_Given records_
start
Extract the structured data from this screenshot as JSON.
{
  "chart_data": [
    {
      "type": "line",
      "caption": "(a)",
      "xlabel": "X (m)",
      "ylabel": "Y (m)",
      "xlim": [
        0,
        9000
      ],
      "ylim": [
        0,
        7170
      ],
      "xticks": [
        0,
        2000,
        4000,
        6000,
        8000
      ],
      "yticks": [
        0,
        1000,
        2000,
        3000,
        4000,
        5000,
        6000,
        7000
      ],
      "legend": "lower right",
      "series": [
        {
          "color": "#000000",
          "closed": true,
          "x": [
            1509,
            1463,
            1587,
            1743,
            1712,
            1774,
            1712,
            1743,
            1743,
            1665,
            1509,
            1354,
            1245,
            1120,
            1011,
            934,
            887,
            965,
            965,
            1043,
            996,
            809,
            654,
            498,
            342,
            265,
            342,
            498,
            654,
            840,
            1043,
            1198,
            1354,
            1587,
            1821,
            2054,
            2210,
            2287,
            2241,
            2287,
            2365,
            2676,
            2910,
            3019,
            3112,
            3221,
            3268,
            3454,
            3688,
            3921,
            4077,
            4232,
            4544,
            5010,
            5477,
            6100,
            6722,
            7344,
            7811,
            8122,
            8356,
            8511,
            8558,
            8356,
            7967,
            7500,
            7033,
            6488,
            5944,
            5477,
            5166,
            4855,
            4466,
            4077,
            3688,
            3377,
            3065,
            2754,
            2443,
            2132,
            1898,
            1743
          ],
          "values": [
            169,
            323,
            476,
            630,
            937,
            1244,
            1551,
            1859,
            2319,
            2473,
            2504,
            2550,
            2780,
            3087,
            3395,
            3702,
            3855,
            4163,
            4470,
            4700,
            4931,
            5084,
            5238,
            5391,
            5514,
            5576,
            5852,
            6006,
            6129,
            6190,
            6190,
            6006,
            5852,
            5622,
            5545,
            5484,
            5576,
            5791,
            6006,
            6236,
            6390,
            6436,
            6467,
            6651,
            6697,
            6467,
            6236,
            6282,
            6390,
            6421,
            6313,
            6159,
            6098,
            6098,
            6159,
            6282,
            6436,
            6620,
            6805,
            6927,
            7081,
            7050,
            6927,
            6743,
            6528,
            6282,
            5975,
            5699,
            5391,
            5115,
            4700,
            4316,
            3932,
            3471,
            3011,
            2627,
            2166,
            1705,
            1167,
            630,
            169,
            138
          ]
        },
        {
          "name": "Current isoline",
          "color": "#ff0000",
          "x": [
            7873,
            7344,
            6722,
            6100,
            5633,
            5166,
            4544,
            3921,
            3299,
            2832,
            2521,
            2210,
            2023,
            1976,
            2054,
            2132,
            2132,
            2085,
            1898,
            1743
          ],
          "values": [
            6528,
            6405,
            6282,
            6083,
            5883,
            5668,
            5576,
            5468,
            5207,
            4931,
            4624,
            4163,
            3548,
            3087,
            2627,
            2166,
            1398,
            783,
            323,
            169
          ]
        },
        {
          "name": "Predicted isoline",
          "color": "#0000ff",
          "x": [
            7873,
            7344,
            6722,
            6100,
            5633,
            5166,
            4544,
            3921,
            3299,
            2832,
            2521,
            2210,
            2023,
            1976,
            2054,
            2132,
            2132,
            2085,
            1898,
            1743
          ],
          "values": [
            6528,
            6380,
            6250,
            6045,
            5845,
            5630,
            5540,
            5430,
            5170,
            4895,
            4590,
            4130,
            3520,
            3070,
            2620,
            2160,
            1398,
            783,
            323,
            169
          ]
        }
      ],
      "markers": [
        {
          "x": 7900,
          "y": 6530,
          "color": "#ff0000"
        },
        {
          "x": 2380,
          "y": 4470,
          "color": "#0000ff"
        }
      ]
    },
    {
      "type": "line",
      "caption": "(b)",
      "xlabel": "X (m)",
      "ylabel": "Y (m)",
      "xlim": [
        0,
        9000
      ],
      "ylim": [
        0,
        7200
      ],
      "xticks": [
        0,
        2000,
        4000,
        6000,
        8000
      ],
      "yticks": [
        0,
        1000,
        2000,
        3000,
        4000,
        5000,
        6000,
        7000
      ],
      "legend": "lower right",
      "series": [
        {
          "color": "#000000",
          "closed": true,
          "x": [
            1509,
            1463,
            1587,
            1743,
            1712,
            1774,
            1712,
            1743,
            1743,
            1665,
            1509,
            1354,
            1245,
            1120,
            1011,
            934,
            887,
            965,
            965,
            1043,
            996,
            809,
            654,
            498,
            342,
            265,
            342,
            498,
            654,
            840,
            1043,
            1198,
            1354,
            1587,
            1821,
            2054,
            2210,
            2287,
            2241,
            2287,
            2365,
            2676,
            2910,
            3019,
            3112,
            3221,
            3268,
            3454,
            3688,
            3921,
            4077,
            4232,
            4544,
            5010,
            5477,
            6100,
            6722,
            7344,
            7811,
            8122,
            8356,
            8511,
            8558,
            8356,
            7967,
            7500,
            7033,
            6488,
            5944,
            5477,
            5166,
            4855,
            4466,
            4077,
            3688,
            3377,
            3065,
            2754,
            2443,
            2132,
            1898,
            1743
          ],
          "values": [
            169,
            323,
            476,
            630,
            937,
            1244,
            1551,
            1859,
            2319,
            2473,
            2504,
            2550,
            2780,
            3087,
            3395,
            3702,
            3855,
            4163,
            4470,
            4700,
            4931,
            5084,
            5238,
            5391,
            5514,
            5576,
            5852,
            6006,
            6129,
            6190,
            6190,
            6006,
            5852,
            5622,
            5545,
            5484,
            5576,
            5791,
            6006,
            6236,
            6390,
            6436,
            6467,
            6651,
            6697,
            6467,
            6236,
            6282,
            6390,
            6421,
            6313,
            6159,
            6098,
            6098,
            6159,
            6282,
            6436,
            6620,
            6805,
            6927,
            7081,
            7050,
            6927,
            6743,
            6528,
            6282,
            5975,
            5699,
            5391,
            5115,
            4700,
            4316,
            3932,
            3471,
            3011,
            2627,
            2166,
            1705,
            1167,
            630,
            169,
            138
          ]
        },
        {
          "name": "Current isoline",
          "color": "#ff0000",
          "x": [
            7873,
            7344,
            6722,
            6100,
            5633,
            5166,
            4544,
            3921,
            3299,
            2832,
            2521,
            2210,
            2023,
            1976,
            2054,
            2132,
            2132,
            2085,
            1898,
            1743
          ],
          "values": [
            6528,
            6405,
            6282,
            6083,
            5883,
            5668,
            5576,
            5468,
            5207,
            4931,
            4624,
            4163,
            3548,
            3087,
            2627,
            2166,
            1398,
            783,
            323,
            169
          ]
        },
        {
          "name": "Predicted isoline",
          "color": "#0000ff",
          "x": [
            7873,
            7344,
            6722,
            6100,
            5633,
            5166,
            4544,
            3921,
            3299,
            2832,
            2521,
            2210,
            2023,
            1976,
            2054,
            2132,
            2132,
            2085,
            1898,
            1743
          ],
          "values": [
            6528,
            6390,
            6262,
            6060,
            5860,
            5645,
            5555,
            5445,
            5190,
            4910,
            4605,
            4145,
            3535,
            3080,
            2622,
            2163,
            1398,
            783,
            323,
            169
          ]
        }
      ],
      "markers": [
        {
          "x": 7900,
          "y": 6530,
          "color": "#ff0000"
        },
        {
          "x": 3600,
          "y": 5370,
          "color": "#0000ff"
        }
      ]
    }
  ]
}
end
_Instruction_
Write out all records exactly, keeping every detail.

_Finished task_
Extract the structured data from this screenshot as JSON.
{
  "chart_data": [
    {
      "type": "line",
      "caption": "(a)",
      "xlabel": "X (m)",
      "ylabel": "Y (m)",
      "xlim": [
        0,
        9000
      ],
      "ylim": [
        0,
        7170
      ],
      "xticks": [
        0,
        2000,
        4000,
        6000,
        8000
      ],
      "yticks": [
        0,
        1000,
        2000,
        3000,
        4000,
        5000,
        6000,
        7000
      ],
      "legend": "lower right",
      "series": [
        {
          "color": "#000000",
          "closed": true,
          "x": [
            1509,
            1463,
            1587,
            1743,
            1712,
            1774,
            1712,
            1743,
            1743,
            1665,
            1509,
            1354,
            1245,
            1120,
            1011,
            934,
            887,
            965,
            965,
            1043,
            996,
            809,
            654,
            498,
            342,
            265,
            342,
            498,
            654,
            840,
            1043,
            1198,
            1354,
            1587,
            1821,
            2054,
            2210,
            2287,
            2241,
            2287,
            2365,
            2676,
            2910,
            3019,
            3112,
            3221,
            3268,
            3454,
            3688,
            3921,
            4077,
            4232,
            4544,
            5010,
            5477,
            6100,
            6722,
            7344,
            7811,
            8122,
            8356,
            8511,
            8558,
            8356,
            7967,
            7500,
            7033,
            6488,
            5944,
            5477,
            5166,
            4855,
            4466,
            4077,
            3688,
            3377,
            3065,
            2754,
            2443,
            2132,
            1898,
            1743
          ],
          "values": [
            169,
            323,
            476,
            630,
            937,
            1244,
            1551,
            1859,
            2319,
            2473,
            2504,
            2550,
            2780,
            3087,
            3395,
            3702,
            3855,
            4163,
            4470,
            4700,
            4931,
            5084,
            5238,
            5391,
            5514,
            5576,
            5852,
            6006,
            6129,
            6190,
            6190,
            6006,
            5852,
            5622,
            5545,
            5484,
            5576,
            5791,
            6006,
            6236,
            6390,
            6436,
            6467,
            6651,
            6697,
            6467,
            6236,
            6282,
            6390,
            6421,
            6313,
            6159,
            6098,
            6098,
            6159,
            6282,
            6436,
            6620,
            6805,
            6927,
            7081,
            7050,
            6927,
            6743,
            6528,
            6282,
            5975,
            5699,
            5391,
            5115,
            4700,
            4316,
            3932,
            3471,
            3011,
            2627,
            2166,
            1705,
            1167,
            630,
            169,
            138
          ]
        },
        {
          "name": "Current isoline",
          "color": "#ff0000",
          "x": [
            7873,
            7344,
            6722,
            6100,
            5633,
            5166,
            4544,
            3921,
            3299,
            2832,
            2521,
            2210,
            2023,
            1976,
            2054,
            2132,
            2132,
            2085,
            1898,
            1743
          ],
          "values": [
            6528,
            6405,
            6282,
            6083,
            5883,
            5668,
            5576,
            5468,
            5207,
            4931,
            4624,
            4163,
            3548,
            3087,
            2627,
            2166,
            1398,
            783,
            323,
            169
          ]
        },
        {
          "name": "Predicted isoline",
          "color": "#0000ff",
          "x": [
            7873,
            7344,
            6722,
            6100,
            5633,
            5166,
            4544,
            3921,
            3299,
            2832,
            2521,
            2210,
            2023,
            1976,
            2054,
            2132,
            2132,
            2085,
            1898,
            1743
          ],
          "values": [
            6528,
            6380,
            6250,
            6045,
            5845,
            5630,
            5540,
            5430,
            5170,
            4895,
            4590,
            4130,
            3520,
            3070,
            2620,
            2160,
            1398,
            783,
            323,
            169
          ]
        }
      ],
      "markers": [
        {
          "x": 7900,
          "y": 6530,
          "color": "#ff0000"
        },
        {
          "x": 2380,
          "y": 4470,
          "color": "#0000ff"
        }
      ]
    },
    {
      "type": "line",
      "caption": "(b)",
      "xlabel": "X (m)",
      "ylabel": "Y (m)",
      "xlim": [
        0,
        9000
      ],
      "ylim": [
        0,
        7200
      ],
      "xticks": [
        0,
        2000,
        4000,
        6000,
        8000
      ],
      "yticks": [
        0,
        1000,
        2000,
        3000,
        4000,
        5000,
        6000,
        7000
      ],
      "legend": "lower right",
      "series": [
        {
          "color": "#000000",
          "closed": true,
          "x": [
            1509,
            1463,
            1587,
            1743,
            1712,
            1774,
            1712,
            1743,
            1743,
            1665,
            1509,
            1354,
            1245,
            1120,
            1011,
            934,
            887,
            965,
            965,
            1043,
            996,
            809,
            654,
            498,
            342,
            265,
            342,
            498,
            654,
            840,
            1043,
            1198,
            1354,
            1587,
            1821,
            2054,
            2210,
            2287,
            2241,
            2287,
            2365,
            2676,
            2910,
            3019,
            3112,
            3221,
            3268,
            3454,
            3688,
            3921,
            4077,
            4232,
            4544,
            5010,
            5477,
            6100,
            6722,
            7344,
            7811,
            8122,
            8356,
            8511,
            8558,
            8356,
            7967,
            7500,
            7033,
            6488,
            5944,
            5477,
            5166,
            4855,
            4466,
            4077,
            3688,
            3377,
            3065,
            2754,
            2443,
            2132,
            1898,
            1743
          ],
          "values": [
            169,
            323,
            476,
            630,
            937,
            1244,
            1551,
            1859,
            2319,
            2473,
            2504,
            2550,
            2780,
            3087,
            3395,
            3702,
            3855,
            4163,
            4470,
            4700,
            4931,
            5084,
            5238,
            5391,
            5514,
            5576,
            5852,
            6006,
            6129,
            6190,
            6190,
            6006,
            5852,
            5622,
            5545,
            5484,
            5576,
            5791,
            6006,
            6236,
            6390,
            6436,
            6467,
            6651,
            6697,
            6467,
            6236,
            6282,
            6390,
            6421,
            6313,
            6159,
            6098,
            6098,
            6159,
            6282,
            6436,
            6620,
            6805,
            6927,
            7081,
            7050,
            6927,
            6743,
            6528,
            6282,
            5975,
            5699,
            5391,
            5115,
            4700,
            4316,
            3932,
            3471,
            3011,
            2627,
            2166,
            1705,
            1167,
            630,
            169,
            138
          ]
        },
        {
          "name": "Current isoline",
          "color": "#ff0000",
          "x": [
            7873,
            7344,
            6722,
            6100,
            5633,
            5166,
            4544,
            3921,
            3299,
            2832,
            2521,
            2210,
            2023,
            1976,
            2054,
            2132,
            2132,
            2085,
            1898,
            1743
          ],
          "values": [
            6528,
            6405,
            6282,
            6083,
            5883,
            5668,
            5576,
            5468,
            5207,
            4931,
            4624,
            4163,
            3548,
            3087,
            2627,
            2166,
            1398,
            783,
            323,
            169
          ]
        },
        {
          "name": "Predicted isoline",
          "color": "#0000ff",
          "x": [
            7873,
            7344,
            6722,
            6100,
            5633,
            5166,
            4544,
            3921,
            3299,
            2832,
            2521,
            2210,
            2023,
            1976,
            2054,
            2132,
            2132,
            2085,
            1898,
            1743
          ],
          "values": [
            6528,
            6390,
            6262,
            6060,
            5860,
            5645,
            5555,
            5445,
            5190,
            4910,
            4605,
            4145,
            3535,
            3080,
            2622,
            2163,
            1398,
            783,
            323,
            169
          ]
        }
      ],
      "markers": [
        {
          "x": 7900,
          "y": 6530,
          "color": "#ff0000"
        },
        {
          "x": 3600,
          "y": 5370,
          "color": "#0000ff"
        }
      ]
    }
  ]
}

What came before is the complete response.